(Spatial annotation entries)
++++++++++++++++++++

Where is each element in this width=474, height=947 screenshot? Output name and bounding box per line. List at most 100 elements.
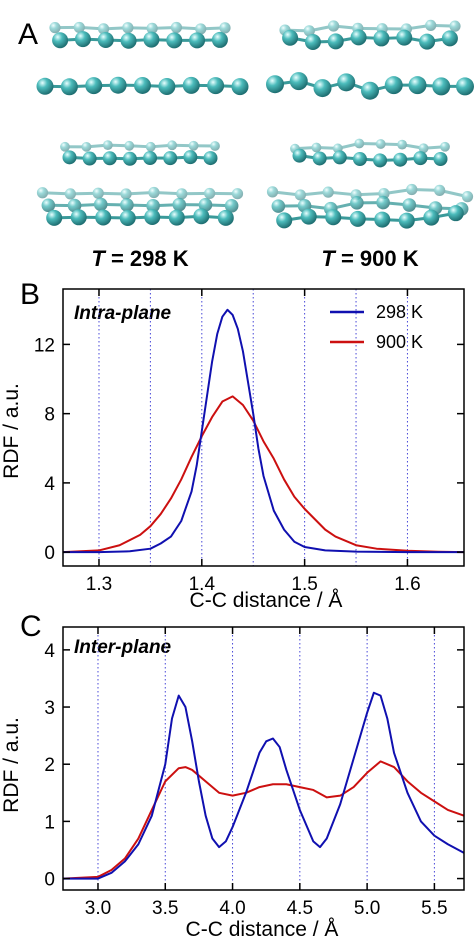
carbon-atom [210, 141, 220, 151]
carbon-atom [143, 151, 157, 165]
carbon-atom [103, 151, 117, 165]
graphene-layer [46, 208, 234, 226]
carbon-atom [166, 32, 182, 48]
carbon-atom [189, 141, 199, 151]
carbon-atom [146, 142, 156, 152]
graphene-layer [60, 140, 220, 151]
carbon-atom [350, 211, 366, 227]
legend-label-900: 900 K [376, 332, 423, 352]
carbon-atom [169, 210, 185, 226]
graphene-layer [279, 20, 460, 37]
carbon-atom [212, 32, 228, 48]
carbon-atom [337, 73, 355, 91]
graphene-layer [52, 31, 228, 49]
carbon-atom [423, 210, 439, 226]
carbon-atom [413, 151, 427, 165]
carbon-atom [456, 77, 474, 95]
graphene-layer [37, 187, 243, 200]
carbon-atom [144, 209, 160, 225]
carbon-atom [434, 152, 448, 166]
carbon-atom [193, 208, 209, 224]
carbon-atom [393, 153, 407, 167]
carbon-atom [396, 30, 412, 46]
y-tick-label: 1 [44, 812, 55, 833]
carbon-atom [406, 184, 417, 195]
x-tick-label: 5.5 [421, 898, 447, 919]
x-tick-label: 1.3 [86, 574, 112, 595]
y-tick-label: 4 [44, 641, 55, 662]
carbon-atom [376, 196, 390, 210]
x-tick-label: 3.0 [85, 898, 111, 919]
carbon-atom [95, 210, 111, 226]
panel-a-label: A [18, 18, 38, 51]
carbon-atom [397, 140, 407, 150]
carbon-atom [143, 32, 159, 48]
panel-b-title: Intra-plane [74, 303, 172, 324]
carbon-atom [71, 209, 87, 225]
graphene-layer [37, 77, 249, 96]
carbon-atom [148, 187, 159, 198]
carbon-atom [272, 199, 286, 213]
carbon-atom [204, 151, 218, 165]
carbon-atom [267, 186, 278, 197]
carbon-atom [122, 22, 133, 33]
carbon-atom [301, 209, 317, 225]
carbon-atom [52, 32, 68, 48]
carbon-atom [123, 152, 137, 166]
graphene-layer [266, 72, 474, 100]
carbon-atom [37, 187, 48, 198]
carbon-atom [218, 210, 234, 226]
carbon-atom [176, 188, 187, 199]
x-tick-label: 4.0 [219, 898, 245, 919]
carbon-atom [282, 30, 298, 46]
carbon-atom [312, 143, 322, 153]
carbon-atom [103, 140, 113, 150]
carbon-atom [189, 32, 205, 48]
carbon-atom [120, 188, 131, 199]
panel-a: A T = 298 K T = 900 K [18, 18, 474, 271]
x-tick-label: 3.5 [152, 898, 178, 919]
y-tick-label: 4 [44, 474, 55, 495]
carbon-atom [110, 77, 127, 94]
carbon-atom [207, 77, 224, 94]
carbon-atom [373, 30, 389, 46]
panel-c-xlabel: C-C distance / Å [186, 918, 339, 941]
panel-b-legend: 298 K 900 K [330, 302, 423, 352]
y-tick-label: 2 [44, 755, 55, 776]
carbon-atom [65, 188, 76, 199]
carbon-atom [361, 82, 379, 100]
carbon-atom [328, 20, 339, 31]
carbon-atom [419, 34, 435, 50]
carbon-atom [232, 188, 243, 199]
carbon-atom [75, 31, 91, 47]
panel-c-ylabel: RDF / a.u. [0, 717, 23, 813]
temperature-label-298: T = 298 K [91, 246, 188, 271]
graphene-layer [42, 198, 239, 213]
carbon-atom [120, 198, 134, 212]
carbon-atom [313, 151, 327, 165]
carbon-atom [462, 191, 473, 202]
carbon-atom [323, 187, 334, 198]
carbon-atom [219, 22, 230, 33]
carbon-atom [373, 153, 387, 167]
carbon-atom [171, 22, 182, 33]
carbon-atom [167, 140, 177, 150]
legend-label-298: 298 K [376, 302, 423, 322]
carbon-atom [442, 30, 458, 46]
carbon-atom [232, 78, 249, 95]
carbon-atom [440, 142, 450, 152]
carbon-atom [158, 78, 175, 95]
carbon-atom [328, 33, 344, 49]
carbon-atom [434, 185, 445, 196]
panel-b-ylabel: RDF / a.u. [0, 383, 23, 479]
carbon-atom [163, 151, 177, 165]
carbon-atom [172, 198, 186, 212]
carbon-atom [432, 77, 450, 95]
x-tick-label: 5.0 [354, 898, 380, 919]
carbon-atom [49, 22, 60, 33]
carbon-atom [276, 212, 292, 228]
carbon-atom [183, 77, 200, 94]
y-tick-label: 0 [44, 543, 55, 564]
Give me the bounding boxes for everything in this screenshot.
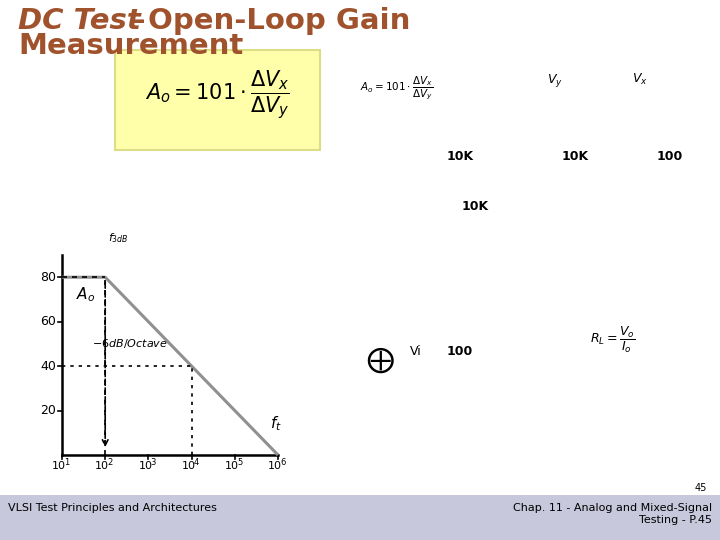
Text: 10: 10 <box>181 461 196 471</box>
Text: Testing - P.45: Testing - P.45 <box>639 515 712 525</box>
Text: $R_L = \dfrac{V_o}{I_o}$: $R_L = \dfrac{V_o}{I_o}$ <box>590 325 636 355</box>
Text: 100: 100 <box>447 345 473 358</box>
Text: $A_o = 101 \cdot \dfrac{\Delta V_x}{\Delta V_y}$: $A_o = 101 \cdot \dfrac{\Delta V_x}{\Del… <box>360 75 433 103</box>
Text: $A_o$: $A_o$ <box>76 285 95 304</box>
Text: 20: 20 <box>40 404 56 417</box>
Text: 60: 60 <box>40 315 56 328</box>
Text: $-6dB / Octave$: $-6dB / Octave$ <box>92 338 168 350</box>
Text: 10: 10 <box>52 461 66 471</box>
Text: 40: 40 <box>40 360 56 373</box>
Text: –: – <box>130 7 145 35</box>
Text: $V_x$: $V_x$ <box>632 72 648 87</box>
Text: 80: 80 <box>40 271 56 284</box>
Text: 45: 45 <box>695 483 707 493</box>
Bar <box>0 40 720 495</box>
Text: $V_y$: $V_y$ <box>547 72 563 89</box>
Text: Measurement: Measurement <box>18 32 243 60</box>
Text: 10: 10 <box>268 461 282 471</box>
Text: 5: 5 <box>237 458 243 467</box>
Text: Chap. 11 - Analog and Mixed-Signal: Chap. 11 - Analog and Mixed-Signal <box>513 503 712 513</box>
Text: $f_{3dB}$: $f_{3dB}$ <box>108 231 129 245</box>
Text: 100: 100 <box>657 150 683 163</box>
Text: 3: 3 <box>150 458 156 467</box>
Text: 10K: 10K <box>462 200 489 213</box>
Text: 2: 2 <box>107 458 113 467</box>
Text: 10: 10 <box>138 461 153 471</box>
Text: $f_t$: $f_t$ <box>270 414 282 433</box>
Bar <box>0 495 720 540</box>
Text: Open-Loop Gain: Open-Loop Gain <box>148 7 410 35</box>
Text: $\bigoplus$: $\bigoplus$ <box>366 345 395 375</box>
Text: 1: 1 <box>64 458 70 467</box>
Text: DC Test: DC Test <box>18 7 140 35</box>
Text: 10K: 10K <box>446 150 474 163</box>
Text: 4: 4 <box>194 458 199 467</box>
Text: 10K: 10K <box>562 150 588 163</box>
Text: Vi: Vi <box>410 345 422 358</box>
Bar <box>115 50 320 150</box>
Text: 6: 6 <box>280 458 286 467</box>
Text: VLSI Test Principles and Architectures: VLSI Test Principles and Architectures <box>8 503 217 513</box>
Text: $A_o = 101 \cdot \dfrac{\Delta V_x}{\Delta V_y}$: $A_o = 101 \cdot \dfrac{\Delta V_x}{\Del… <box>145 69 290 122</box>
Text: 10: 10 <box>95 461 109 471</box>
Text: 10: 10 <box>225 461 239 471</box>
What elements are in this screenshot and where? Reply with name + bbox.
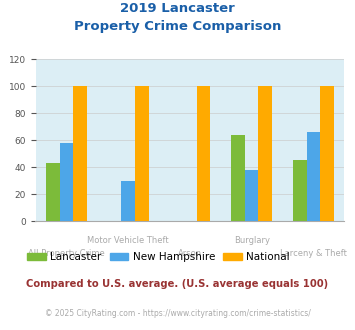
Bar bbox=[245, 170, 258, 221]
Bar bbox=[73, 86, 87, 221]
Bar bbox=[258, 86, 272, 221]
Bar bbox=[231, 135, 245, 221]
Legend: Lancaster, New Hampshire, National: Lancaster, New Hampshire, National bbox=[23, 248, 294, 266]
Bar bbox=[60, 143, 73, 221]
Text: Motor Vehicle Theft: Motor Vehicle Theft bbox=[87, 236, 169, 245]
Bar bbox=[307, 132, 320, 221]
Text: © 2025 CityRating.com - https://www.cityrating.com/crime-statistics/: © 2025 CityRating.com - https://www.city… bbox=[45, 309, 310, 317]
Bar bbox=[135, 86, 148, 221]
Text: 2019 Lancaster: 2019 Lancaster bbox=[120, 2, 235, 15]
Text: Larceny & Theft: Larceny & Theft bbox=[280, 249, 347, 258]
Text: Arson: Arson bbox=[178, 249, 202, 258]
Text: All Property Crime: All Property Crime bbox=[28, 249, 105, 258]
Bar bbox=[320, 86, 334, 221]
Bar bbox=[197, 86, 210, 221]
Bar bbox=[46, 163, 60, 221]
Text: Property Crime Comparison: Property Crime Comparison bbox=[74, 20, 281, 33]
Bar bbox=[121, 181, 135, 221]
Text: Compared to U.S. average. (U.S. average equals 100): Compared to U.S. average. (U.S. average … bbox=[26, 279, 329, 289]
Bar bbox=[293, 160, 307, 221]
Text: Burglary: Burglary bbox=[234, 236, 270, 245]
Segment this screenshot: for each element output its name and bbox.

++++++++++++++++++++

Objective: Rewrite the lines of the material from the one containing "Text: 10: 10 <box>181 461 196 471</box>" down to the one containing "Text: 10: 10 <box>52 461 66 471</box>", both included, as a JSON list of strings with one string per line.

Answer to the task:
[
  "Text: 10: 10 <box>181 461 196 471</box>",
  "Text: Testing - P.45: Testing - P.45 <box>639 515 712 525</box>",
  "Text: $R_L = \\dfrac{V_o}{I_o}$: $R_L = \\dfrac{V_o}{I_o}$ <box>590 325 636 355</box>",
  "Text: 100: 100 <box>447 345 473 358</box>",
  "Text: $A_o = 101 \\cdot \\dfrac{\\Delta V_x}{\\Delta V_y}$: $A_o = 101 \\cdot \\dfrac{\\Delta V_x}{\\Del… <box>360 75 433 103</box>",
  "Text: $A_o$: $A_o$ <box>76 285 95 304</box>",
  "Text: 20: 20 <box>40 404 56 417</box>",
  "Text: 60: 60 <box>40 315 56 328</box>",
  "Text: $-6dB / Octave$: $-6dB / Octave$ <box>92 338 168 350</box>",
  "Text: 10: 10 <box>52 461 66 471</box>"
]